(Stored items)
* * * * * * * * *
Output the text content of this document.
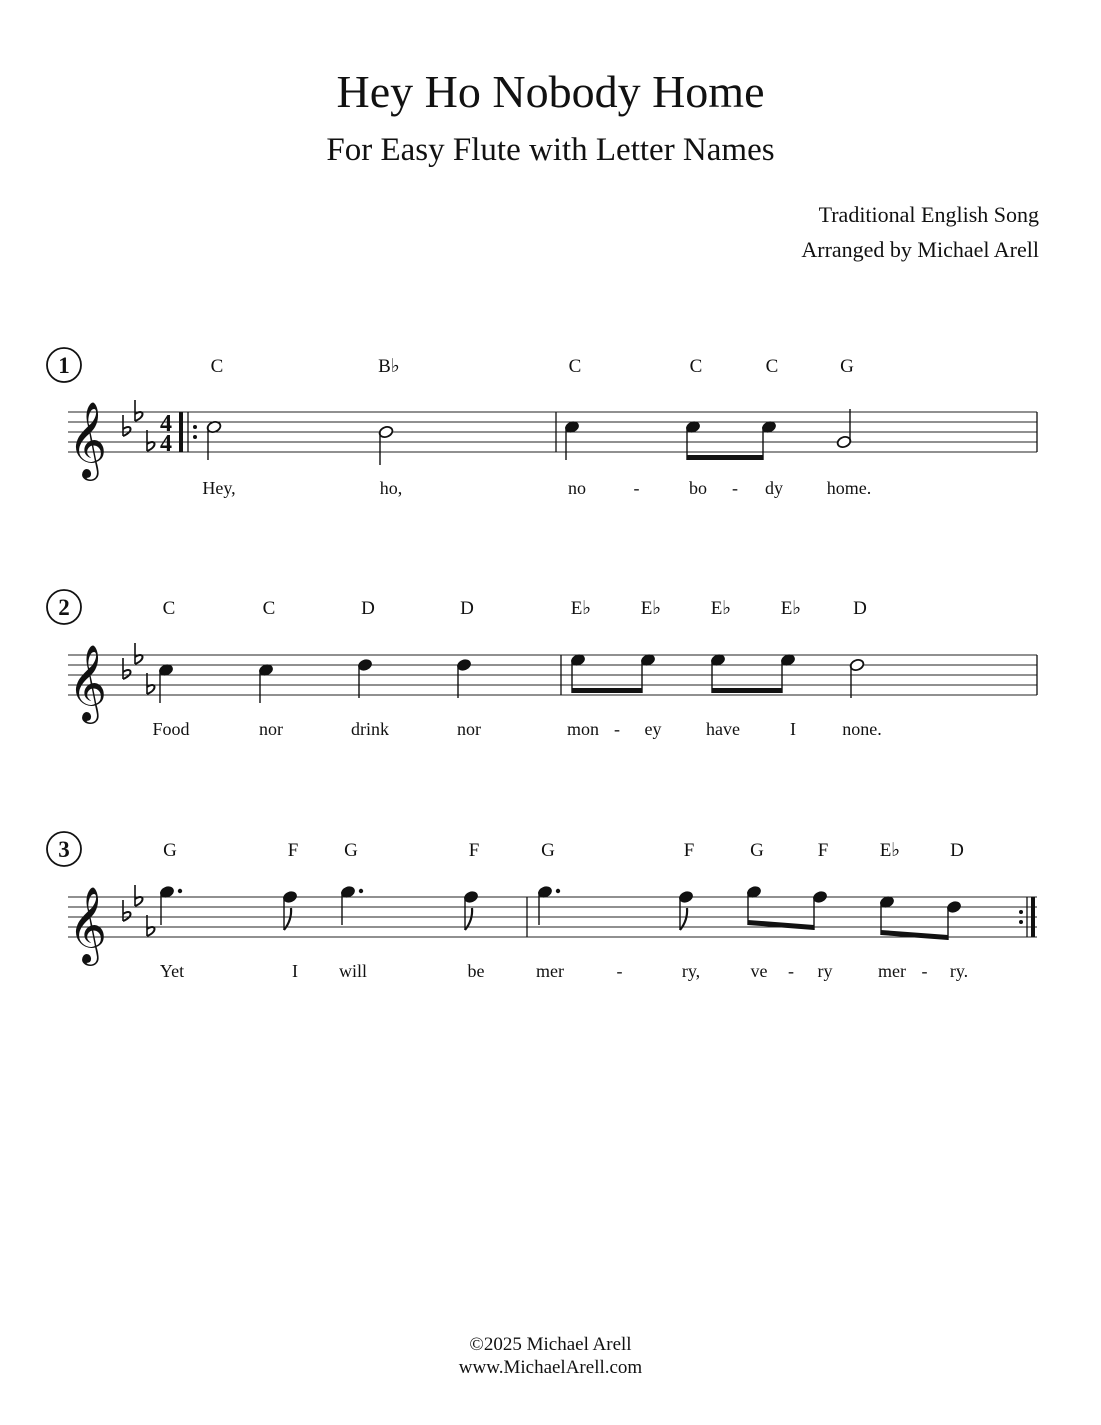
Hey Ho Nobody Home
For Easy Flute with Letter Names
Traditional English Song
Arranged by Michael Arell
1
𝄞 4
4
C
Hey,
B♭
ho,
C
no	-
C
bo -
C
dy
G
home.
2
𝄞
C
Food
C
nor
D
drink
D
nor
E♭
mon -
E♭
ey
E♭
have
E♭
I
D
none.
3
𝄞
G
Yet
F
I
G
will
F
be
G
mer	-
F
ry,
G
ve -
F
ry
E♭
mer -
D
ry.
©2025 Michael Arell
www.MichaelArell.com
* * * * * * * * *
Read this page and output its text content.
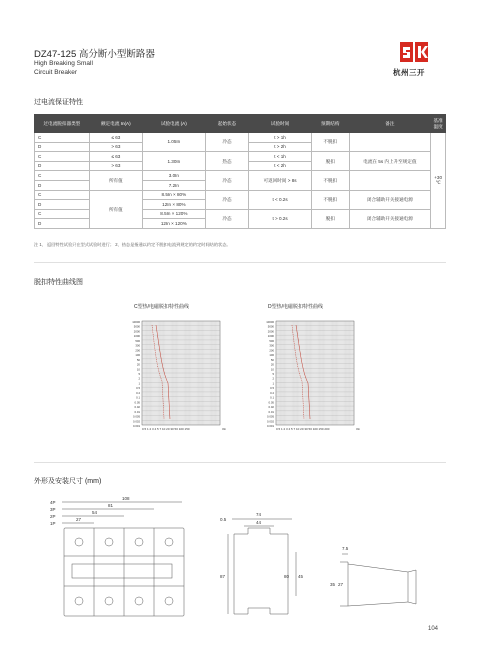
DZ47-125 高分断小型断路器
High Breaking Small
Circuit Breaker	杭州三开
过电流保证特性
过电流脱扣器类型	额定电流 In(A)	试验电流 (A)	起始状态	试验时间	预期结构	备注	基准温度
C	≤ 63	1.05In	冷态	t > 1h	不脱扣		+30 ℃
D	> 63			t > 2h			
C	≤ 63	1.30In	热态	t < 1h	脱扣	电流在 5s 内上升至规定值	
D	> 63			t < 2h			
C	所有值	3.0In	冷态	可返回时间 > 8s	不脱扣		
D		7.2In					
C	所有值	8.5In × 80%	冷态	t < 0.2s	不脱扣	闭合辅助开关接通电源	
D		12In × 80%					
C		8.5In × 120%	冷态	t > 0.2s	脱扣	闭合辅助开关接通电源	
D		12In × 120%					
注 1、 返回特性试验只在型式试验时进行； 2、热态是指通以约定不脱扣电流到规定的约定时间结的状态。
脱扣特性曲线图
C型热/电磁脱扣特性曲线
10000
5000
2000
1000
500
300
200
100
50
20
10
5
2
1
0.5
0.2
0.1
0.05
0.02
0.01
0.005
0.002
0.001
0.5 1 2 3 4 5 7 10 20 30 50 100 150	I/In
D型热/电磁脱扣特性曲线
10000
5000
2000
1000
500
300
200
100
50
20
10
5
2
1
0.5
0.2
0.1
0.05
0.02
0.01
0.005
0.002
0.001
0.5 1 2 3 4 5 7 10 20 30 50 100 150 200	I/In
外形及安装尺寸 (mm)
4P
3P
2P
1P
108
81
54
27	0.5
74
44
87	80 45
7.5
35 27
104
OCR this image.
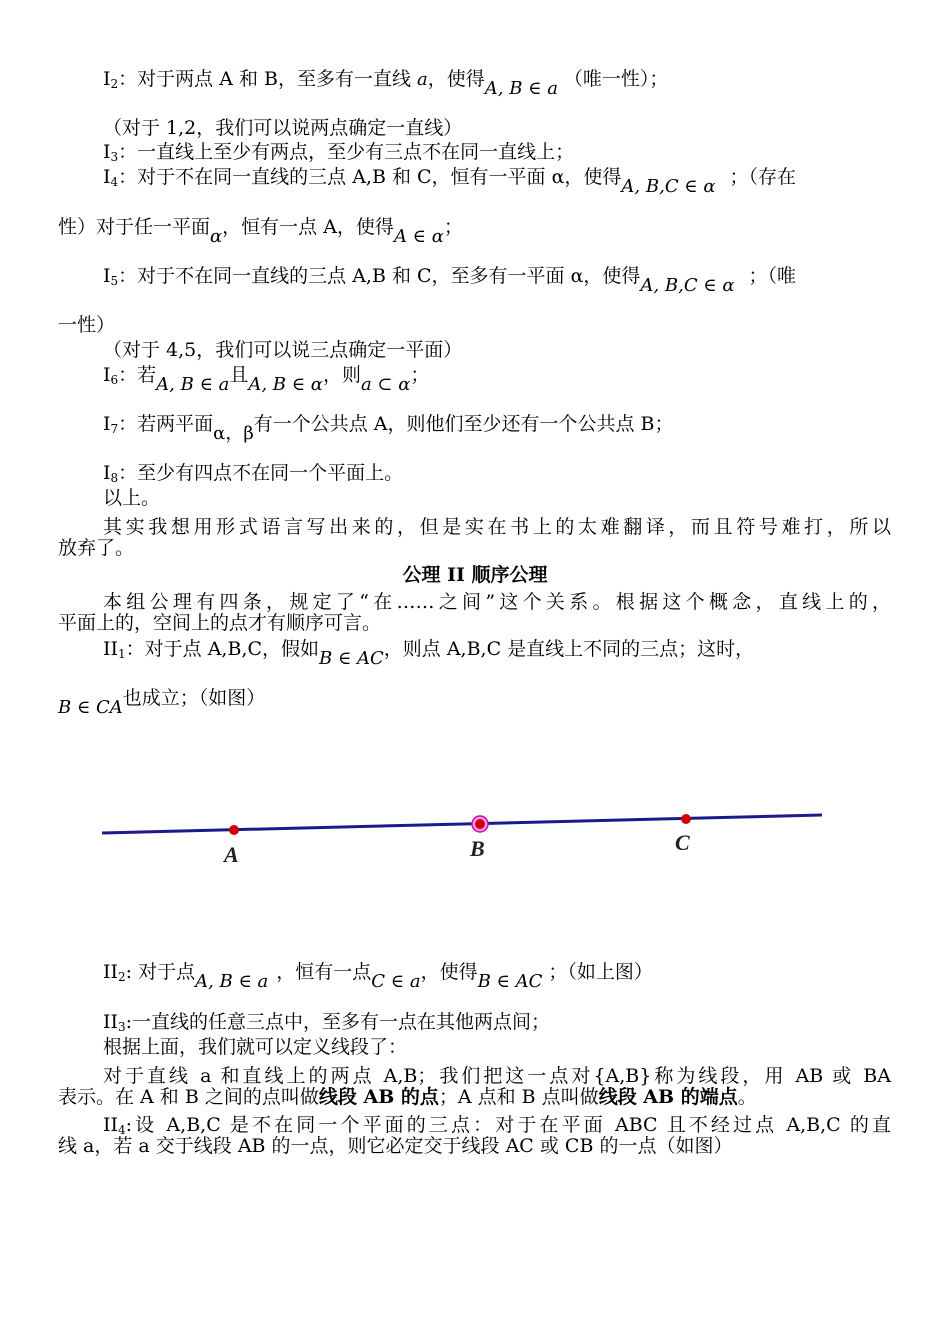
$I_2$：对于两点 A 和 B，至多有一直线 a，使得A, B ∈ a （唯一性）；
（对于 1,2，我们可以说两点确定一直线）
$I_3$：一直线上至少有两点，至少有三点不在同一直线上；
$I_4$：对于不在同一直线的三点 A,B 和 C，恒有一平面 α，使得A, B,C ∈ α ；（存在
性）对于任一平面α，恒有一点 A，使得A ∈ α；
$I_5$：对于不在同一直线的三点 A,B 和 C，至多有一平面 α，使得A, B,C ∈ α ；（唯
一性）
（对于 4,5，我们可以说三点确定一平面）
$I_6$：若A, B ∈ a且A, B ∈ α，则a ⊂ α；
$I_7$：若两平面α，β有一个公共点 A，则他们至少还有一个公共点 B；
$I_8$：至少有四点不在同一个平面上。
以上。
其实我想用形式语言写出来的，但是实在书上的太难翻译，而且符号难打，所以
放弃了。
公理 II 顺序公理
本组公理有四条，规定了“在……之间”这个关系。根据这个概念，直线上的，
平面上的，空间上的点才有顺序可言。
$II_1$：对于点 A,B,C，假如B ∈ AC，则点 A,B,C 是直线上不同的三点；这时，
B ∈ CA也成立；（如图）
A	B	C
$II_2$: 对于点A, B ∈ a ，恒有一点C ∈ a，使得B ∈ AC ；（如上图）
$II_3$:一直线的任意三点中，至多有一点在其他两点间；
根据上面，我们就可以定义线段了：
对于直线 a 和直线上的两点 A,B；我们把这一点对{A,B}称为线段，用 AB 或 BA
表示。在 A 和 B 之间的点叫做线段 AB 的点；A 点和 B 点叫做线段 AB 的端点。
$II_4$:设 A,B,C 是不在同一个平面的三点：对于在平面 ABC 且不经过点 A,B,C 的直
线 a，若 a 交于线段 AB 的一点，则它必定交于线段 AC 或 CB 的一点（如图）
* * * * * * * * *
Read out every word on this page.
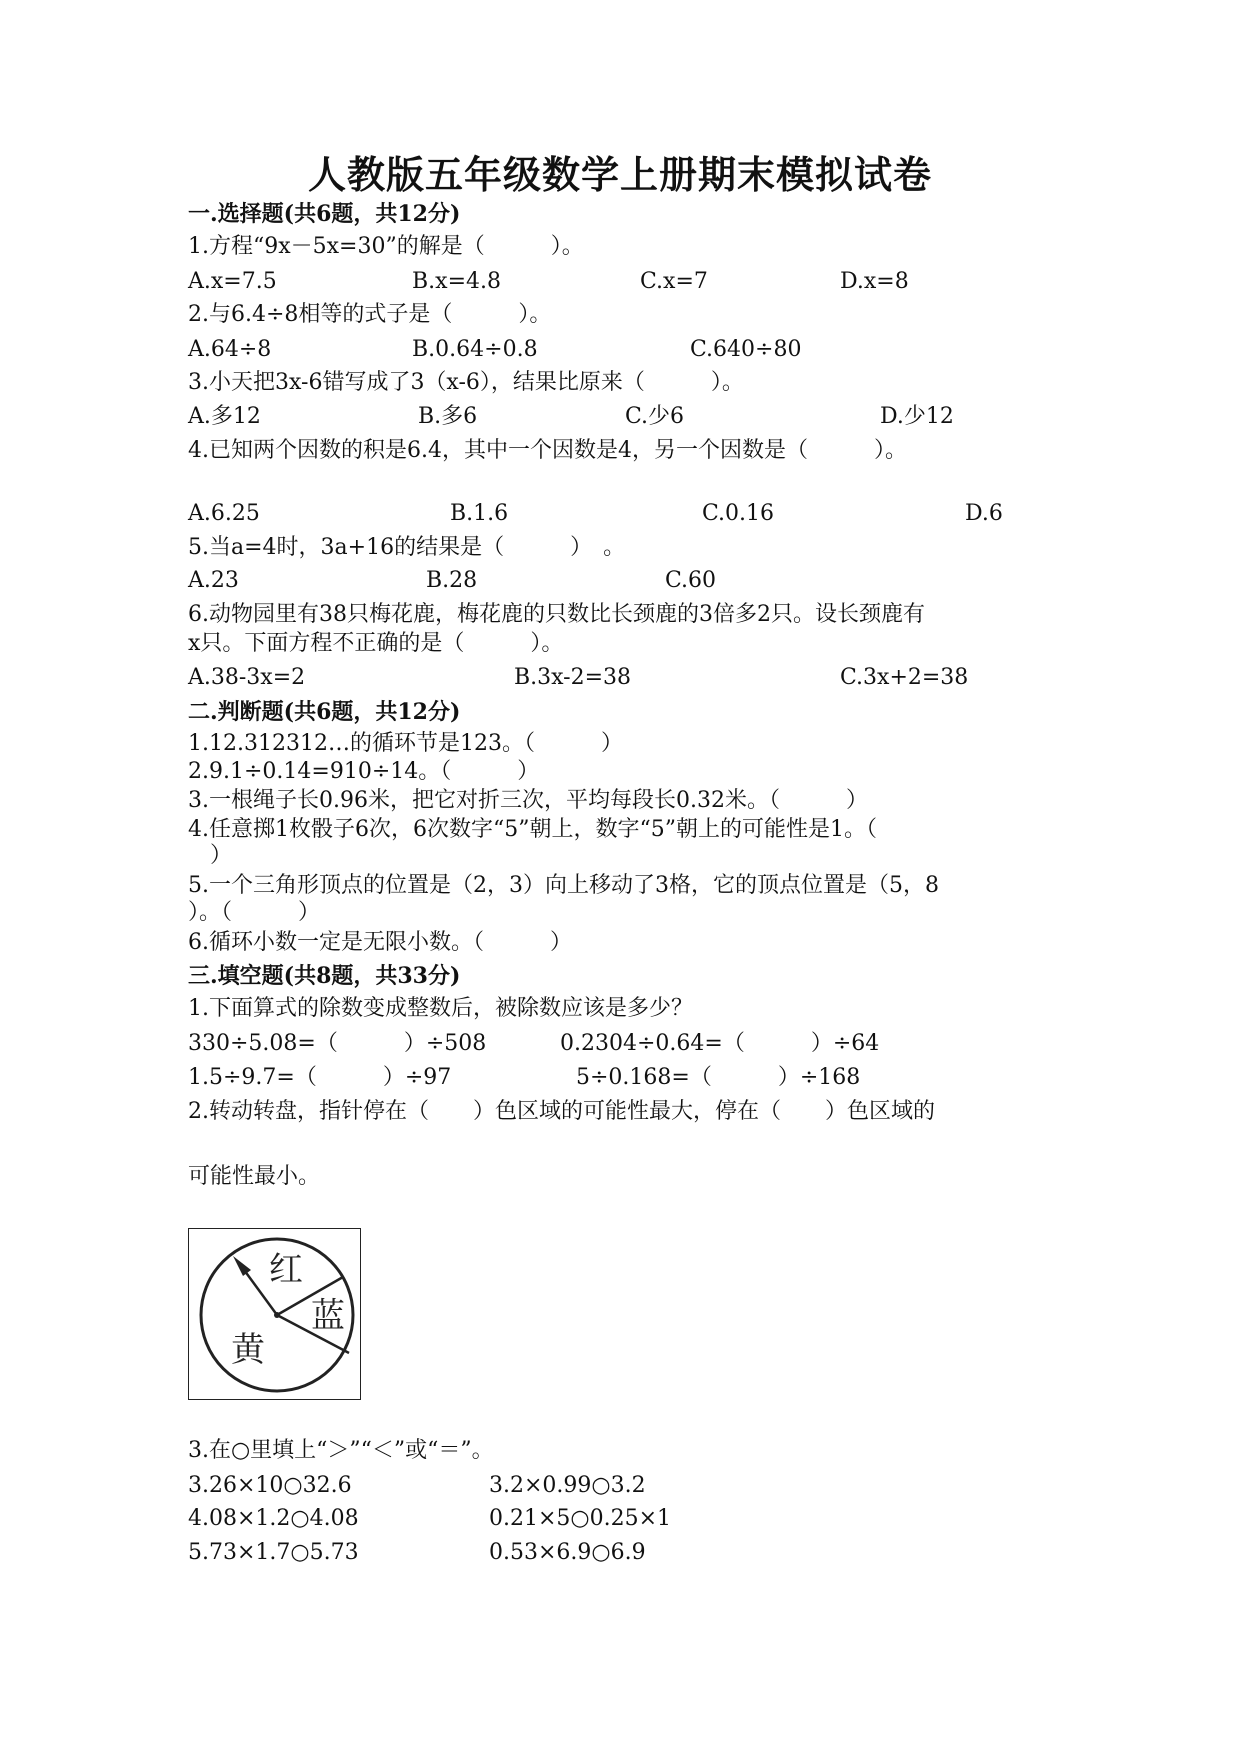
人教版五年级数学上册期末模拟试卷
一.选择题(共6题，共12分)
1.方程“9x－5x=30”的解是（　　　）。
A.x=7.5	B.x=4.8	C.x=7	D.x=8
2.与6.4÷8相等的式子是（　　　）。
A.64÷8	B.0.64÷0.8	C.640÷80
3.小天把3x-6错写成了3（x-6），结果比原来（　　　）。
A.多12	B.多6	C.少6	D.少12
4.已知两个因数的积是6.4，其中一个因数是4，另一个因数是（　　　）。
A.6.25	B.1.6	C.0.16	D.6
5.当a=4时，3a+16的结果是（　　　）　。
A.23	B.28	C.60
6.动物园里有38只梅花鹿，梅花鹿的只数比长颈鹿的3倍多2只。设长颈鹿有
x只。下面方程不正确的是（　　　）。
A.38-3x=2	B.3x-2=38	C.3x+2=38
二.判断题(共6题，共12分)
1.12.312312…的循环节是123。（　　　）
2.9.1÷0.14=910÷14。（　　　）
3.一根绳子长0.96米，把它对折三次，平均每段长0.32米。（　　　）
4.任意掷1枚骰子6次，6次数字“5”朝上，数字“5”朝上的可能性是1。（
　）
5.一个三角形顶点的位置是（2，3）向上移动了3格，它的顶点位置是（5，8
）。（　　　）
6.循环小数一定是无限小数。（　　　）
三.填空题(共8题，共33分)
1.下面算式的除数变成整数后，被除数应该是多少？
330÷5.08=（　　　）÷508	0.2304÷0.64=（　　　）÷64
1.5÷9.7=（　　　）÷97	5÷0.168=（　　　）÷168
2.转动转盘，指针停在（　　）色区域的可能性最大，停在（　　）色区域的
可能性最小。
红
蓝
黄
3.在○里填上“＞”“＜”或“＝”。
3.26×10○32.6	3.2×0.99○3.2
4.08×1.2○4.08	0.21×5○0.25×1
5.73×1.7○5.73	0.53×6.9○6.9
* * * * * * * * *
> _GIVEN TASK_: Using the material above, report each line where "text" occurs.

> _RESULT OF THIS TASK_:
Output the text content of this document.
Read this page and output its text content.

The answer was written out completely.